**Task objective**
Omit all pictures, then retype the data exactly as given.

--- Available records ---

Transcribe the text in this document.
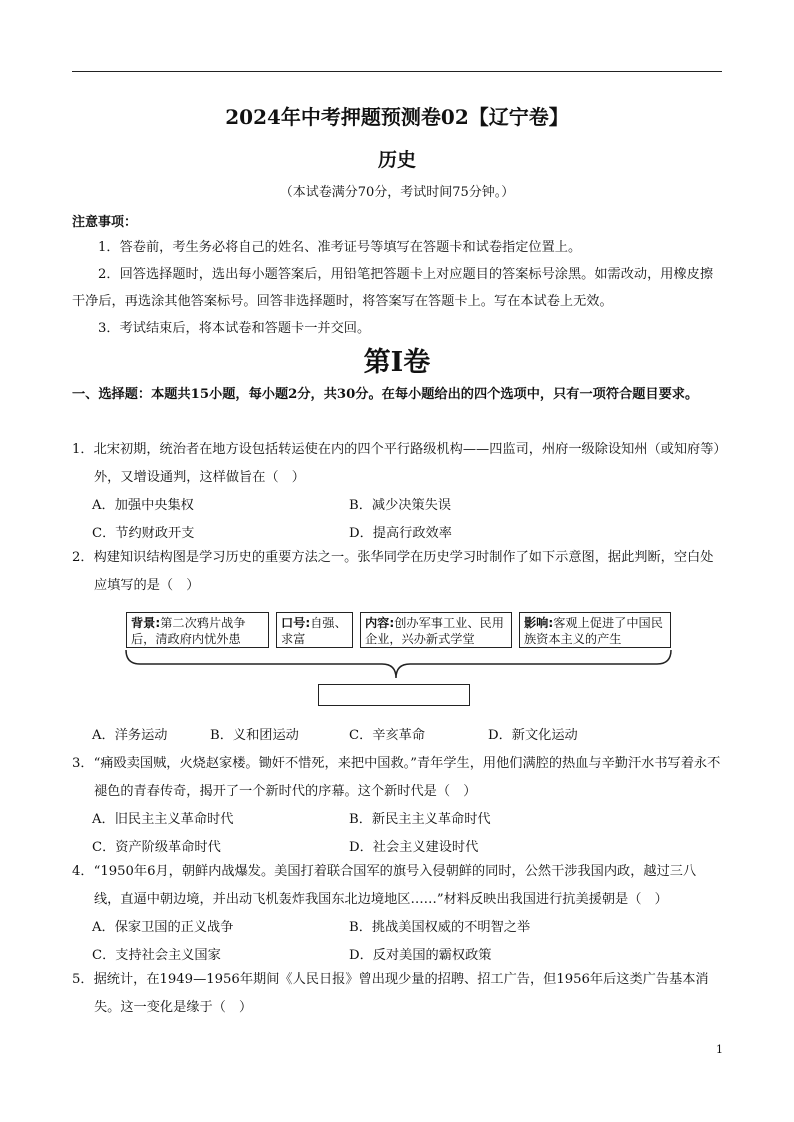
2024年中考押题预测卷02【辽宁卷】
历史
（本试卷满分70分，考试时间75分钟。）
注意事项：

1．答卷前，考生务必将自己的姓名、准考证号等填写在答题卡和试卷指定位置上。

2．回答选择题时，选出每小题答案后，用铅笔把答题卡上对应题目的答案标号涂黑。如需改动，用橡皮擦干净后，再选涂其他答案标号。回答非选择题时，将答案写在答题卡上。写在本试卷上无效。

3．考试结束后，将本试卷和答题卡一并交回。

第I卷
一、选择题：本题共15小题，每小题2分，共30分。在每小题给出的四个选项中，只有一项符合题目要求。

1．北宋初期，统治者在地方设包括转运使在内的四个平行路级机构——四监司，州府一级除设知州（或知府等）外，又增设通判，这样做旨在（　）

A．加强中央集权	B．减少决策失误
C．节约财政开支	D．提高行政效率

2．构建知识结构图是学习历史的重要方法之一。张华同学在历史学习时制作了如下示意图，据此判断，空白处应填写的是（　）

背景:第二次鸦片战争后，清政府内忧外患
口号:自强、求富
内容:创办军事工业、民用企业，兴办新式学堂
影响:客观上促进了中国民族资本主义的产生
A．洋务运动	B．义和团运动	C．辛亥革命	D．新文化运动

3．“痛殴卖国贼，火烧赵家楼。锄奸不惜死，来把中国救。”青年学生，用他们满腔的热血与辛勤汗水书写着永不褪色的青春传奇，揭开了一个新时代的序幕。这个新时代是（　）

A．旧民主主义革命时代	B．新民主主义革命时代
C．资产阶级革命时代	D．社会主义建设时代

4．“1950年6月，朝鲜内战爆发。美国打着联合国军的旗号入侵朝鲜的同时，公然干涉我国内政，越过三八线，直逼中朝边境，并出动飞机轰炸我国东北边境地区……”材料反映出我国进行抗美援朝是（　）

A．保家卫国的正义战争	B．挑战美国权威的不明智之举
C．支持社会主义国家	D．反对美国的霸权政策

5．据统计，在1949—1956年期间《人民日报》曾出现少量的招聘、招工广告，但1956年后这类广告基本消失。这一变化是缘于（　）

1
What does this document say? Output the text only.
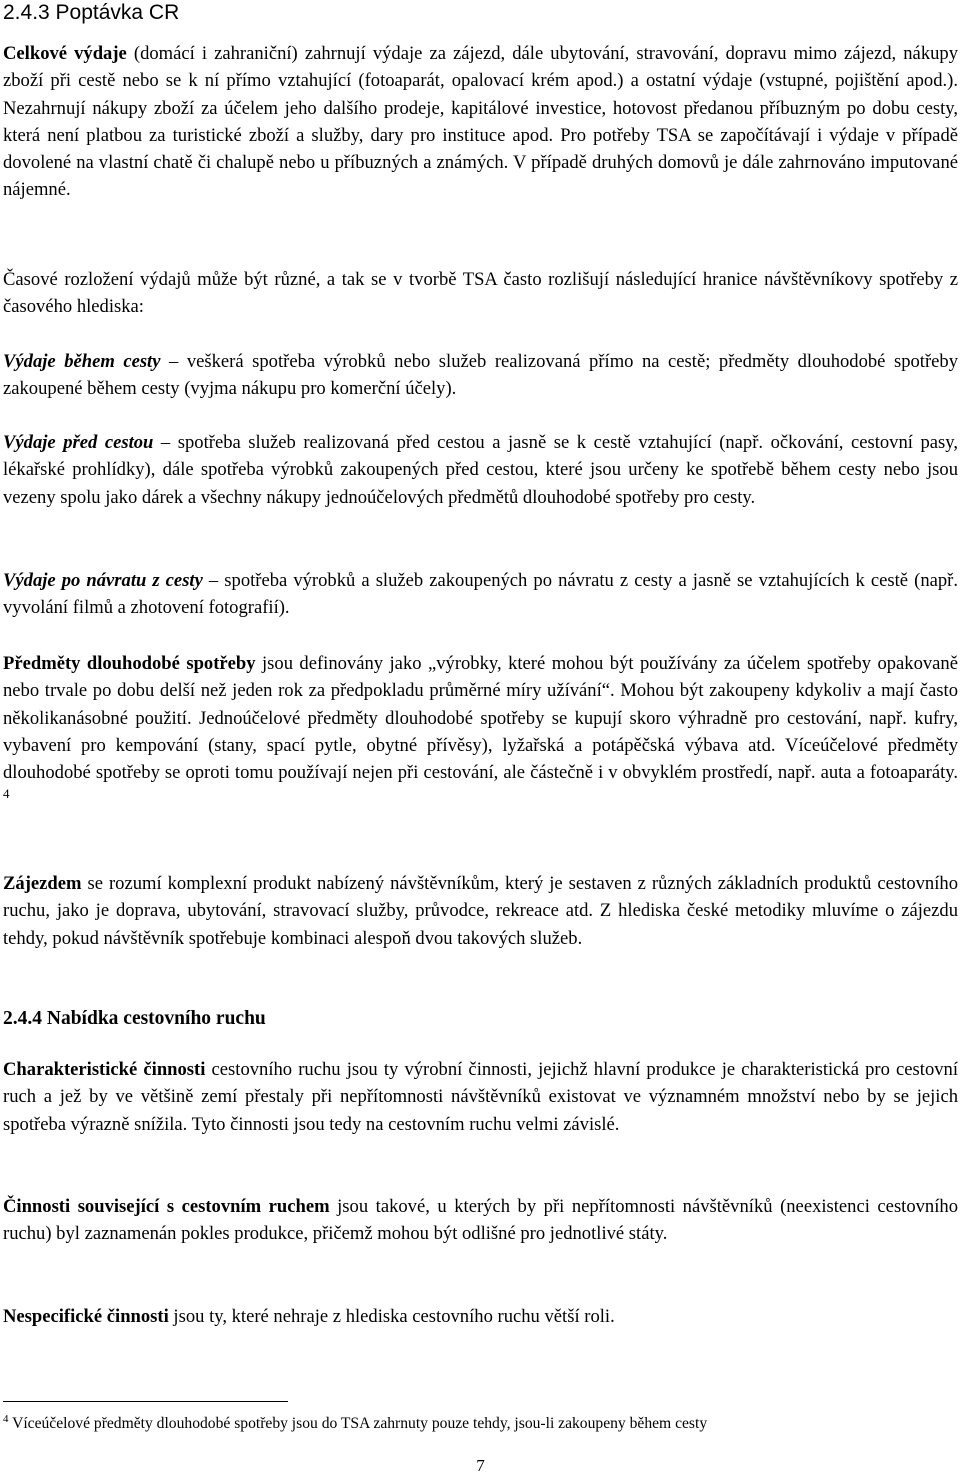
2.4.3 Poptávka CR

Celkové výdaje (domácí i zahraniční) zahrnují výdaje za zájezd, dále ubytování, stravování, dopravu mimo zájezd, nákupy zboží při cestě nebo se k ní přímo vztahující (fotoaparát, opalovací krém apod.) a ostatní výdaje (vstupné, pojištění apod.). Nezahrnují nákupy zboží za účelem jeho dalšího prodeje, kapitálové investice, hotovost předanou příbuzným po dobu cesty, která není platbou za turistické zboží a služby, dary pro instituce apod. Pro potřeby TSA se započítávají i výdaje v případě dovolené na vlastní chatě či chalupě nebo u příbuzných a známých. V případě druhých domovů je dále zahrnováno imputované nájemné.

Časové rozložení výdajů může být různé, a tak se v tvorbě TSA často rozlišují následující hranice návštěvníkovy spotřeby z časového hlediska:

Výdaje během cesty – veškerá spotřeba výrobků nebo služeb realizovaná přímo na cestě; předměty dlouhodobé spotřeby zakoupené během cesty (vyjma nákupu pro komerční účely).

Výdaje před cestou – spotřeba služeb realizovaná před cestou a jasně se k cestě vztahující (např. očkování, cestovní pasy, lékařské prohlídky), dále spotřeba výrobků zakoupených před cestou, které jsou určeny ke spotřebě během cesty nebo jsou vezeny spolu jako dárek a všechny nákupy jednoúčelových předmětů dlouhodobé spotřeby pro cesty.

Výdaje po návratu z cesty – spotřeba výrobků a služeb zakoupených po návratu z cesty a jasně se vztahujících k cestě (např. vyvolání filmů a zhotovení fotografií).

Předměty dlouhodobé spotřeby jsou definovány jako „výrobky, které mohou být používány za účelem spotřeby opakovaně nebo trvale po dobu delší než jeden rok za předpokladu průměrné míry užívání“. Mohou být zakoupeny kdykoliv a mají často několikanásobné použití. Jednoúčelové předměty dlouhodobé spotřeby se kupují skoro výhradně pro cestování, např. kufry, vybavení pro kempování (stany, spací pytle, obytné přívěsy), lyžařská a potápěčská výbava atd. Víceúčelové předměty dlouhodobé spotřeby se oproti tomu používají nejen při cestování, ale částečně i v obvyklém prostředí, např. auta a fotoaparáty. $^4$

Zájezdem se rozumí komplexní produkt nabízený návštěvníkům, který je sestaven z různých základních produktů cestovního ruchu, jako je doprava, ubytování, stravovací služby, průvodce, rekreace atd. Z hlediska české metodiky mluvíme o zájezdu tehdy, pokud návštěvník spotřebuje kombinaci alespoň dvou takových služeb.

2.4.4 Nabídka cestovního ruchu

Charakteristické činnosti cestovního ruchu jsou ty výrobní činnosti, jejichž hlavní produkce je charakteristická pro cestovní ruch a jež by ve většině zemí přestaly při nepřítomnosti návštěvníků existovat ve významném množství nebo by se jejich spotřeba výrazně snížila. Tyto činnosti jsou tedy na cestovním ruchu velmi závislé.

Činnosti související s cestovním ruchem jsou takové, u kterých by při nepřítomnosti návštěvníků (neexistenci cestovního ruchu) byl zaznamenán pokles produkce, přičemž mohou být odlišné pro jednotlivé státy.

Nespecifické činnosti jsou ty, které nehraje z hlediska cestovního ruchu větší roli.

$^4$ Víceúčelové předměty dlouhodobé spotřeby jsou do TSA zahrnuty pouze tehdy, jsou-li zakoupeny během cesty
7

---

**Written solution**
Transcribe the text in this document.
2024年中考押题预测卷02【辽宁卷】
历史
（本试卷满分70分，考试时间75分钟。）
注意事项：

1．答卷前，考生务必将自己的姓名、准考证号等填写在答题卡和试卷指定位置上。

2．回答选择题时，选出每小题答案后，用铅笔把答题卡上对应题目的答案标号涂黑。如需改动，用橡皮擦干净后，再选涂其他答案标号。回答非选择题时，将答案写在答题卡上。写在本试卷上无效。

3．考试结束后，将本试卷和答题卡一并交回。

第I卷
一、选择题：本题共15小题，每小题2分，共30分。在每小题给出的四个选项中，只有一项符合题目要求。

1．北宋初期，统治者在地方设包括转运使在内的四个平行路级机构——四监司，州府一级除设知州（或知府等）外，又增设通判，这样做旨在（　）

A．加强中央集权	B．减少决策失误
C．节约财政开支	D．提高行政效率

2．构建知识结构图是学习历史的重要方法之一。张华同学在历史学习时制作了如下示意图，据此判断，空白处应填写的是（　）

背景:第二次鸦片战争后，清政府内忧外患
口号:自强、求富
内容:创办军事工业、民用企业，兴办新式学堂
影响:客观上促进了中国民族资本主义的产生
A．洋务运动	B．义和团运动	C．辛亥革命	D．新文化运动

3．“痛殴卖国贼，火烧赵家楼。锄奸不惜死，来把中国救。”青年学生，用他们满腔的热血与辛勤汗水书写着永不褪色的青春传奇，揭开了一个新时代的序幕。这个新时代是（　）

A．旧民主主义革命时代	B．新民主主义革命时代
C．资产阶级革命时代	D．社会主义建设时代

4．“1950年6月，朝鲜内战爆发。美国打着联合国军的旗号入侵朝鲜的同时，公然干涉我国内政，越过三八线，直逼中朝边境，并出动飞机轰炸我国东北边境地区……”材料反映出我国进行抗美援朝是（　）

A．保家卫国的正义战争	B．挑战美国权威的不明智之举
C．支持社会主义国家	D．反对美国的霸权政策

5．据统计，在1949—1956年期间《人民日报》曾出现少量的招聘、招工广告，但1956年后这类广告基本消失。这一变化是缘于（　）

1
What does this document say? Output the text only.
2.4.3 Poptávka CR

Celkové výdaje (domácí i zahraniční) zahrnují výdaje za zájezd, dále ubytování, stravování, dopravu mimo zájezd, nákupy zboží při cestě nebo se k ní přímo vztahující (fotoaparát, opalovací krém apod.) a ostatní výdaje (vstupné, pojištění apod.). Nezahrnují nákupy zboží za účelem jeho dalšího prodeje, kapitálové investice, hotovost předanou příbuzným po dobu cesty, která není platbou za turistické zboží a služby, dary pro instituce apod. Pro potřeby TSA se započítávají i výdaje v případě dovolené na vlastní chatě či chalupě nebo u příbuzných a známých. V případě druhých domovů je dále zahrnováno imputované nájemné.

Časové rozložení výdajů může být různé, a tak se v tvorbě TSA často rozlišují následující hranice návštěvníkovy spotřeby z časového hlediska:

Výdaje během cesty – veškerá spotřeba výrobků nebo služeb realizovaná přímo na cestě; předměty dlouhodobé spotřeby zakoupené během cesty (vyjma nákupu pro komerční účely).

Výdaje před cestou – spotřeba služeb realizovaná před cestou a jasně se k cestě vztahující (např. očkování, cestovní pasy, lékařské prohlídky), dále spotřeba výrobků zakoupených před cestou, které jsou určeny ke spotřebě během cesty nebo jsou vezeny spolu jako dárek a všechny nákupy jednoúčelových předmětů dlouhodobé spotřeby pro cesty.

Výdaje po návratu z cesty – spotřeba výrobků a služeb zakoupených po návratu z cesty a jasně se vztahujících k cestě (např. vyvolání filmů a zhotovení fotografií).

Předměty dlouhodobé spotřeby jsou definovány jako „výrobky, které mohou být používány za účelem spotřeby opakovaně nebo trvale po dobu delší než jeden rok za předpokladu průměrné míry užívání“. Mohou být zakoupeny kdykoliv a mají často několikanásobné použití. Jednoúčelové předměty dlouhodobé spotřeby se kupují skoro výhradně pro cestování, např. kufry, vybavení pro kempování (stany, spací pytle, obytné přívěsy), lyžařská a potápěčská výbava atd. Víceúčelové předměty dlouhodobé spotřeby se oproti tomu používají nejen při cestování, ale částečně i v obvyklém prostředí, např. auta a fotoaparáty. $^4$

Zájezdem se rozumí komplexní produkt nabízený návštěvníkům, který je sestaven z různých základních produktů cestovního ruchu, jako je doprava, ubytování, stravovací služby, průvodce, rekreace atd. Z hlediska české metodiky mluvíme o zájezdu tehdy, pokud návštěvník spotřebuje kombinaci alespoň dvou takových služeb.

2.4.4 Nabídka cestovního ruchu

Charakteristické činnosti cestovního ruchu jsou ty výrobní činnosti, jejichž hlavní produkce je charakteristická pro cestovní ruch a jež by ve většině zemí přestaly při nepřítomnosti návštěvníků existovat ve významném množství nebo by se jejich spotřeba výrazně snížila. Tyto činnosti jsou tedy na cestovním ruchu velmi závislé.

Činnosti související s cestovním ruchem jsou takové, u kterých by při nepřítomnosti návštěvníků (neexistenci cestovního ruchu) byl zaznamenán pokles produkce, přičemž mohou být odlišné pro jednotlivé státy.

Nespecifické činnosti jsou ty, které nehraje z hlediska cestovního ruchu větší roli.

$^4$ Víceúčelové předměty dlouhodobé spotřeby jsou do TSA zahrnuty pouze tehdy, jsou-li zakoupeny během cesty
7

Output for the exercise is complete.